INSTRUCTIONS TO FOLLOW: Your task is to quote the material that follows, in full and exactly.

RECORDS SUPPLIED:
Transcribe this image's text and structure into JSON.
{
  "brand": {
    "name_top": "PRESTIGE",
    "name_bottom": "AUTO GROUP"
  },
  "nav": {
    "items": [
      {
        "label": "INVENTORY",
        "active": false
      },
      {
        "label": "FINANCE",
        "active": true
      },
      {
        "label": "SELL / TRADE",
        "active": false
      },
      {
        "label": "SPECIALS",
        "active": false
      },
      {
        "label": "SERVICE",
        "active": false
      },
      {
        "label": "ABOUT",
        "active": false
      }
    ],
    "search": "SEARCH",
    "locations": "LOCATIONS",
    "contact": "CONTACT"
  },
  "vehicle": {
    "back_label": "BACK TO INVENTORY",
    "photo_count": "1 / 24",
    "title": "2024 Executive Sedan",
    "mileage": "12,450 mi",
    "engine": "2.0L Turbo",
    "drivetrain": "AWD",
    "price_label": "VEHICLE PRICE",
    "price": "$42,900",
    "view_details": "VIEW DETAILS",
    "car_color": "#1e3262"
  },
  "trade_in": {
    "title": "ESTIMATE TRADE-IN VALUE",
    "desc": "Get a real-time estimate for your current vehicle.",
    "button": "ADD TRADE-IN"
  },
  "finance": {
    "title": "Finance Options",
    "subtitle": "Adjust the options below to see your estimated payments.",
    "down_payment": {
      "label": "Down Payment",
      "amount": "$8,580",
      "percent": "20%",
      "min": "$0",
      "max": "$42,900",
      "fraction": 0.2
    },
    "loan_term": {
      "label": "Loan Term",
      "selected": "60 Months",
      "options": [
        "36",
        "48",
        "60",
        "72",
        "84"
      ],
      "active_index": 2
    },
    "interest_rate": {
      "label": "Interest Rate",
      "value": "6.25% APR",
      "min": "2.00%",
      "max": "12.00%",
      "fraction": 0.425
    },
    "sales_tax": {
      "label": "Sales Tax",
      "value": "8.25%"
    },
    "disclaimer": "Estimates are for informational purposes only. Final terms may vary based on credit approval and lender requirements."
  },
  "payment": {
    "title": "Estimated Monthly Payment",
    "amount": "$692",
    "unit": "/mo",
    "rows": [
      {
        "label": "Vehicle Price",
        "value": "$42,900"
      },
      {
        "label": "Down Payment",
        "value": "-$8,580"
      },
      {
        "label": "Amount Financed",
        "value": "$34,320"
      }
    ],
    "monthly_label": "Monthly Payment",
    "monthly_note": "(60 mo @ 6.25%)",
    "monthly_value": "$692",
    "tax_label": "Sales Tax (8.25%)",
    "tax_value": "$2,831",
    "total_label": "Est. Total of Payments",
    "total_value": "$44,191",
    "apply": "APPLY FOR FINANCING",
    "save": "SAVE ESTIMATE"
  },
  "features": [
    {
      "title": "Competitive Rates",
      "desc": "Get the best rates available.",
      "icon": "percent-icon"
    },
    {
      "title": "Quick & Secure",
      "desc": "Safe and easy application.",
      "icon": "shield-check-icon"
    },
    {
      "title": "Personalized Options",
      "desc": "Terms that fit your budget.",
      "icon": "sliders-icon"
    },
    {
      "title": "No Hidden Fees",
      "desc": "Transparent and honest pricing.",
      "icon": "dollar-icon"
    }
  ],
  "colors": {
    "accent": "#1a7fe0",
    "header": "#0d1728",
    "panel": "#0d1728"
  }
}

WRITTEN ANSWER:
Transcribe this image's text and structure into JSON.
{
  "brand": {
    "name_top": "PRESTIGE",
    "name_bottom": "AUTO GROUP"
  },
  "nav": {
    "items": [
      {
        "label": "INVENTORY",
        "active": false
      },
      {
        "label": "FINANCE",
        "active": true
      },
      {
        "label": "SELL / TRADE",
        "active": false
      },
      {
        "label": "SPECIALS",
        "active": false
      },
      {
        "label": "SERVICE",
        "active": false
      },
      {
        "label": "ABOUT",
        "active": false
      }
    ],
    "search": "SEARCH",
    "locations": "LOCATIONS",
    "contact": "CONTACT"
  },
  "vehicle": {
    "back_label": "BACK TO INVENTORY",
    "photo_count": "1 / 24",
    "title": "2024 Executive Sedan",
    "mileage": "12,450 mi",
    "engine": "2.0L Turbo",
    "drivetrain": "AWD",
    "price_label": "VEHICLE PRICE",
    "price": "$42,900",
    "view_details": "VIEW DETAILS",
    "car_color": "#1e3262"
  },
  "trade_in": {
    "title": "ESTIMATE TRADE-IN VALUE",
    "desc": "Get a real-time estimate for your current vehicle.",
    "button": "ADD TRADE-IN"
  },
  "finance": {
    "title": "Finance Options",
    "subtitle": "Adjust the options below to see your estimated payments.",
    "down_payment": {
      "label": "Down Payment",
      "amount": "$8,580",
      "percent": "20%",
      "min": "$0",
      "max": "$42,900",
      "fraction": 0.2
    },
    "loan_term": {
      "label": "Loan Term",
      "selected": "60 Months",
      "options": [
        "36",
        "48",
        "60",
        "72",
        "84"
      ],
      "active_index": 2
    },
    "interest_rate": {
      "label": "Interest Rate",
      "value": "6.25% APR",
      "min": "2.00%",
      "max": "12.00%",
      "fraction": 0.425
    },
    "sales_tax": {
      "label": "Sales Tax",
      "value": "8.25%"
    },
    "disclaimer": "Estimates are for informational purposes only. Final terms may vary based on credit approval and lender requirements."
  },
  "payment": {
    "title": "Estimated Monthly Payment",
    "amount": "$692",
    "unit": "/mo",
    "rows": [
      {
        "label": "Vehicle Price",
        "value": "$42,900"
      },
      {
        "label": "Down Payment",
        "value": "-$8,580"
      },
      {
        "label": "Amount Financed",
        "value": "$34,320"
      }
    ],
    "monthly_label": "Monthly Payment",
    "monthly_note": "(60 mo @ 6.25%)",
    "monthly_value": "$692",
    "tax_label": "Sales Tax (8.25%)",
    "tax_value": "$2,831",
    "total_label": "Est. Total of Payments",
    "total_value": "$44,191",
    "apply": "APPLY FOR FINANCING",
    "save": "SAVE ESTIMATE"
  },
  "features": [
    {
      "title": "Competitive Rates",
      "desc": "Get the best rates available.",
      "icon": "percent-icon"
    },
    {
      "title": "Quick & Secure",
      "desc": "Safe and easy application.",
      "icon": "shield-check-icon"
    },
    {
      "title": "Personalized Options",
      "desc": "Terms that fit your budget.",
      "icon": "sliders-icon"
    },
    {
      "title": "No Hidden Fees",
      "desc": "Transparent and honest pricing.",
      "icon": "dollar-icon"
    }
  ],
  "colors": {
    "accent": "#1a7fe0",
    "header": "#0d1728",
    "panel": "#0d1728"
  }
}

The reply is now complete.